As Castro-Gill used children for politics in the workplace, her personal life also raised questions about the costs that can incur. She married a convicted child molester and moved her young daughter in with him. Then, her previous ex-husband told me, she pressured her child, who had serious mental impairments, to become gender-nonbinary.

The academic achievement of Seattle’s youth plummeted as she implemented initiatives like replacing math instruction with courses on “power and oppression.” But in this world, there was no such thing as failing: Those gaps were used to justify still more jobs and efforts like hers.

What follows, the never-before-told story of America’s first “woke” school system, is excerpted from a new book on the failures of America’s public schools, Race To The Bottom: Uncovering the Secret Forces Destroying American Education.

• **REQUEST 1**: According to the Seattle schools excerpt, why was there no such thing as failing? Answer in one to three sentences.
The text and the records come from unrelated sources.

Records from a collection:
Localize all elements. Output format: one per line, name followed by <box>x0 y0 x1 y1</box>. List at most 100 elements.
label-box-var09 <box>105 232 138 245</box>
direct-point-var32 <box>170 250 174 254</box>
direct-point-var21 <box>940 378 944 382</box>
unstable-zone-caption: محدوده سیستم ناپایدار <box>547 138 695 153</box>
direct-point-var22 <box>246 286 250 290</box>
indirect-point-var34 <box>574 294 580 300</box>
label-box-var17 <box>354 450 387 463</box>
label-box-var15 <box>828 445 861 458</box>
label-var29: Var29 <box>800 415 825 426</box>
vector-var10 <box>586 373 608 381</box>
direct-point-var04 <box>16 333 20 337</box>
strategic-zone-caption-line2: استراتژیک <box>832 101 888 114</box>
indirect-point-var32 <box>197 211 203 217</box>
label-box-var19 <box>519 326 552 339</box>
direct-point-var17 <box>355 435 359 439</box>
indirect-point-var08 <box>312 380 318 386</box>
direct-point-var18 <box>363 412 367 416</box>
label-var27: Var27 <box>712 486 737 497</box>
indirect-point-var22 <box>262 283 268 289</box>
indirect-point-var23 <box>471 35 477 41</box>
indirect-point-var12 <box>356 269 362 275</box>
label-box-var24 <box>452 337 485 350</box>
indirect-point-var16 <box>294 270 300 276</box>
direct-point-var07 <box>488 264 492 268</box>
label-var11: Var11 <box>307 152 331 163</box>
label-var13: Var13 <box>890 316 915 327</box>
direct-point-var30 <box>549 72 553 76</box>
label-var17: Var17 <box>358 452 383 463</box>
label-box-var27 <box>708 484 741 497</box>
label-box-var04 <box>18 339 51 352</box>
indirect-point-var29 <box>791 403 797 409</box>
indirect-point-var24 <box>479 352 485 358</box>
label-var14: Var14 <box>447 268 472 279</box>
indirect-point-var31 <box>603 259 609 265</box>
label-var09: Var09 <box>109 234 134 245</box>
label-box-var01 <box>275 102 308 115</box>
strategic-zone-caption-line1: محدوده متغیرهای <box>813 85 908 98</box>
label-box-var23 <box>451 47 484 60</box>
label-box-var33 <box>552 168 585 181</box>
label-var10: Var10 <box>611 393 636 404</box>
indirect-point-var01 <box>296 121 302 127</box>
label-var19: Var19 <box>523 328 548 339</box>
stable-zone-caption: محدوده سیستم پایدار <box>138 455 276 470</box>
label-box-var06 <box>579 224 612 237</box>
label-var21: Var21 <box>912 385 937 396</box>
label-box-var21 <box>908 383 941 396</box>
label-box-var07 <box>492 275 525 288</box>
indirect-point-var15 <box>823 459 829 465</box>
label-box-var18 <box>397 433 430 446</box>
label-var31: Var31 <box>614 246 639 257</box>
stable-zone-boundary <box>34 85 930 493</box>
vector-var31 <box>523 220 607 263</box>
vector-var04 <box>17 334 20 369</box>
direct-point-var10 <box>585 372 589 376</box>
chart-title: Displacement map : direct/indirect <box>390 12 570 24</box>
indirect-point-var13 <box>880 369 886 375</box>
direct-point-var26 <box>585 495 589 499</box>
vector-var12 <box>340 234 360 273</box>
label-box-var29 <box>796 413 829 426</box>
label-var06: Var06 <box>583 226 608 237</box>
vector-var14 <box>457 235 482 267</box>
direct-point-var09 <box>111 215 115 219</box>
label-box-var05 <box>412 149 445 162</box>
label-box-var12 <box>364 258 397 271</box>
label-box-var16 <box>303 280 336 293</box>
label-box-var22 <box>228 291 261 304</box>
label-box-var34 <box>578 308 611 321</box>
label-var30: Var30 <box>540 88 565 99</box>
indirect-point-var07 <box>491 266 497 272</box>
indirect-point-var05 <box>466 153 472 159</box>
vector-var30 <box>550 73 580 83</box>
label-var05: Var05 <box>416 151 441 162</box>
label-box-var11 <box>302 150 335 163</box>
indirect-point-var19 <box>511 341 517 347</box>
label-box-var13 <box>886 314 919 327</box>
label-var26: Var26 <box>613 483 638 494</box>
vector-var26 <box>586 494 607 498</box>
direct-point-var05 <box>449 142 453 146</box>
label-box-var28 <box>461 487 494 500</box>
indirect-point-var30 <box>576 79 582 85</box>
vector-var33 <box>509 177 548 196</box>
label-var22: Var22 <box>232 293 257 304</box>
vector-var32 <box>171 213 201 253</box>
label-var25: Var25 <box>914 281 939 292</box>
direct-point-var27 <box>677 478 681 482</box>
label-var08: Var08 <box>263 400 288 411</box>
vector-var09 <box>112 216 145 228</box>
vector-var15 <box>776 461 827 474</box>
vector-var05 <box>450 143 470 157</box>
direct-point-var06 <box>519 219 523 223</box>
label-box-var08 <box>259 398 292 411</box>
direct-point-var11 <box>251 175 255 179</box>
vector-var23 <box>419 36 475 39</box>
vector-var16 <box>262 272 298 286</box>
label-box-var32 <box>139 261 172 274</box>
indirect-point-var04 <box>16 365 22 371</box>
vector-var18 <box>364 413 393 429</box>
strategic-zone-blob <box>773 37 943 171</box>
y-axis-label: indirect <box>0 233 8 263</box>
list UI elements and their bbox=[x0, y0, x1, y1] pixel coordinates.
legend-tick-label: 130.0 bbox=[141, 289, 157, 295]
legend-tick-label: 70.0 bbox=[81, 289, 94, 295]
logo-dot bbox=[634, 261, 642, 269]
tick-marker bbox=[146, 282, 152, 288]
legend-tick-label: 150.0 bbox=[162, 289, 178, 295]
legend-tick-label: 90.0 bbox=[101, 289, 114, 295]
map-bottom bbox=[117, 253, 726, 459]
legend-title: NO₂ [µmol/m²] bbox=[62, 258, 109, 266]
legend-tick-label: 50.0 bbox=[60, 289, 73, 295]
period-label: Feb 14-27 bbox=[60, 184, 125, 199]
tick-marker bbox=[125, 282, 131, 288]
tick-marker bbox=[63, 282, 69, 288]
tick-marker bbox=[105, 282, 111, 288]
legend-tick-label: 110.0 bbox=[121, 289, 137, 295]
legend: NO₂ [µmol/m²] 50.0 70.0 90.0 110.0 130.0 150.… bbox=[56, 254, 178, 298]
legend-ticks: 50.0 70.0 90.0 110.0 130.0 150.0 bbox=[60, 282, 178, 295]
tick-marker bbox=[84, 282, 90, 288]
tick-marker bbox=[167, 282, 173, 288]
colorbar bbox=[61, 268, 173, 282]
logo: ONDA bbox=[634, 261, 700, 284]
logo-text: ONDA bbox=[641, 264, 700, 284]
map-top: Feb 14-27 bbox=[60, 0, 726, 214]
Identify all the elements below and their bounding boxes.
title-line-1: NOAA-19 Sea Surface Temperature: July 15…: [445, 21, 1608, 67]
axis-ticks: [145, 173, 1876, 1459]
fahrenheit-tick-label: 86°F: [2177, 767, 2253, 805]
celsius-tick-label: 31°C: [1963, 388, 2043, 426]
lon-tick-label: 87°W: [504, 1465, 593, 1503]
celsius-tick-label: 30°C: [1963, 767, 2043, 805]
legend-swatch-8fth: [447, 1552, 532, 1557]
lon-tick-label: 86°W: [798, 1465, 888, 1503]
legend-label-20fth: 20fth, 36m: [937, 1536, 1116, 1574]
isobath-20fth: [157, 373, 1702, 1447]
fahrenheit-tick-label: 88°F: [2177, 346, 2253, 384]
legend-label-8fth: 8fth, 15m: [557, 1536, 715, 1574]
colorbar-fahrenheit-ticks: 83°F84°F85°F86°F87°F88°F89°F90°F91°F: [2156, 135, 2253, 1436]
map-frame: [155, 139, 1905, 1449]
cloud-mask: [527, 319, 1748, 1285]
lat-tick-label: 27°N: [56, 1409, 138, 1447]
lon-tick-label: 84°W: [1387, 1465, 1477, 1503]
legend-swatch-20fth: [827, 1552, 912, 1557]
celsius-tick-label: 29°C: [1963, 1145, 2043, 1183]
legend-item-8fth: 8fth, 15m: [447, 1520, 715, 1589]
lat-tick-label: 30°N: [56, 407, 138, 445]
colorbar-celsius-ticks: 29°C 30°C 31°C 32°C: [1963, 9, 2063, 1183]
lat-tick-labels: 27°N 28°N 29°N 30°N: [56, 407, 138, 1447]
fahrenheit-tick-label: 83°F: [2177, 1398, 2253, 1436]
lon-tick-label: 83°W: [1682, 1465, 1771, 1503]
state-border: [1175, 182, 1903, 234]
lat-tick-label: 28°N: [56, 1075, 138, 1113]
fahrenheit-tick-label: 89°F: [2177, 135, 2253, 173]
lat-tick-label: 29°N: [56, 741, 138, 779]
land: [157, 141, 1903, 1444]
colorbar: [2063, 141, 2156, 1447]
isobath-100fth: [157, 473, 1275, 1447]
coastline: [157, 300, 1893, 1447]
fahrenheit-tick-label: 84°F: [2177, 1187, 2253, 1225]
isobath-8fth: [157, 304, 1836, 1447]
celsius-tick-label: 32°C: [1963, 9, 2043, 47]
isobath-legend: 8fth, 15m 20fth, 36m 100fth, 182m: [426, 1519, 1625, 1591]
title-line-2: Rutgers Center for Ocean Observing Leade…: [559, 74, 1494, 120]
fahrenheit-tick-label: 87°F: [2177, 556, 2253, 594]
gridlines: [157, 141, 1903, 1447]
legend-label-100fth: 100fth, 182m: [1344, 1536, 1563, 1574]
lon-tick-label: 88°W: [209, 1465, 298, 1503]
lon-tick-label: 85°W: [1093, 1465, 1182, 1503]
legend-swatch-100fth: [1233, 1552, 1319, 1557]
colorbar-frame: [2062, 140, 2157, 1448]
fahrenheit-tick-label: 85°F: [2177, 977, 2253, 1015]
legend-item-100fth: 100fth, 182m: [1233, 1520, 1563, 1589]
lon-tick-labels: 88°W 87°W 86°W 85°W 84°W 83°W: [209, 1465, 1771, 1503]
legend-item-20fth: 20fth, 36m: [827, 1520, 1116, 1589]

• **REQUEST 2**: Will you copy the records word for word, from their first line up to and including the line with "label-box-var04 <box>18 339 51 352</box>"?

• **PROBLEM SOLUTION 1**: The drop in achievement created gaps, and those gaps were used to justify still more jobs and efforts like Castro-Gill's. Failure fed further initiatives rather than counting against them.

• **PROBLEM SOLUTION 2**:
Localize all elements. Output format: one per line, name followed by <box>x0 y0 x1 y1</box>. List at most 100 elements.
label-box-var09 <box>105 232 138 245</box>
direct-point-var32 <box>170 250 174 254</box>
direct-point-var21 <box>940 378 944 382</box>
unstable-zone-caption: محدوده سیستم ناپایدار <box>547 138 695 153</box>
direct-point-var22 <box>246 286 250 290</box>
indirect-point-var34 <box>574 294 580 300</box>
label-box-var17 <box>354 450 387 463</box>
label-box-var15 <box>828 445 861 458</box>
label-var29: Var29 <box>800 415 825 426</box>
vector-var10 <box>586 373 608 381</box>
direct-point-var04 <box>16 333 20 337</box>
strategic-zone-caption-line2: استراتژیک <box>832 101 888 114</box>
indirect-point-var32 <box>197 211 203 217</box>
label-box-var19 <box>519 326 552 339</box>
direct-point-var17 <box>355 435 359 439</box>
indirect-point-var08 <box>312 380 318 386</box>
direct-point-var18 <box>363 412 367 416</box>
label-var27: Var27 <box>712 486 737 497</box>
indirect-point-var22 <box>262 283 268 289</box>
indirect-point-var23 <box>471 35 477 41</box>
indirect-point-var12 <box>356 269 362 275</box>
label-box-var24 <box>452 337 485 350</box>
indirect-point-var16 <box>294 270 300 276</box>
direct-point-var07 <box>488 264 492 268</box>
label-var11: Var11 <box>307 152 331 163</box>
label-var13: Var13 <box>890 316 915 327</box>
direct-point-var30 <box>549 72 553 76</box>
label-var17: Var17 <box>358 452 383 463</box>
label-box-var27 <box>708 484 741 497</box>
label-box-var04 <box>18 339 51 352</box>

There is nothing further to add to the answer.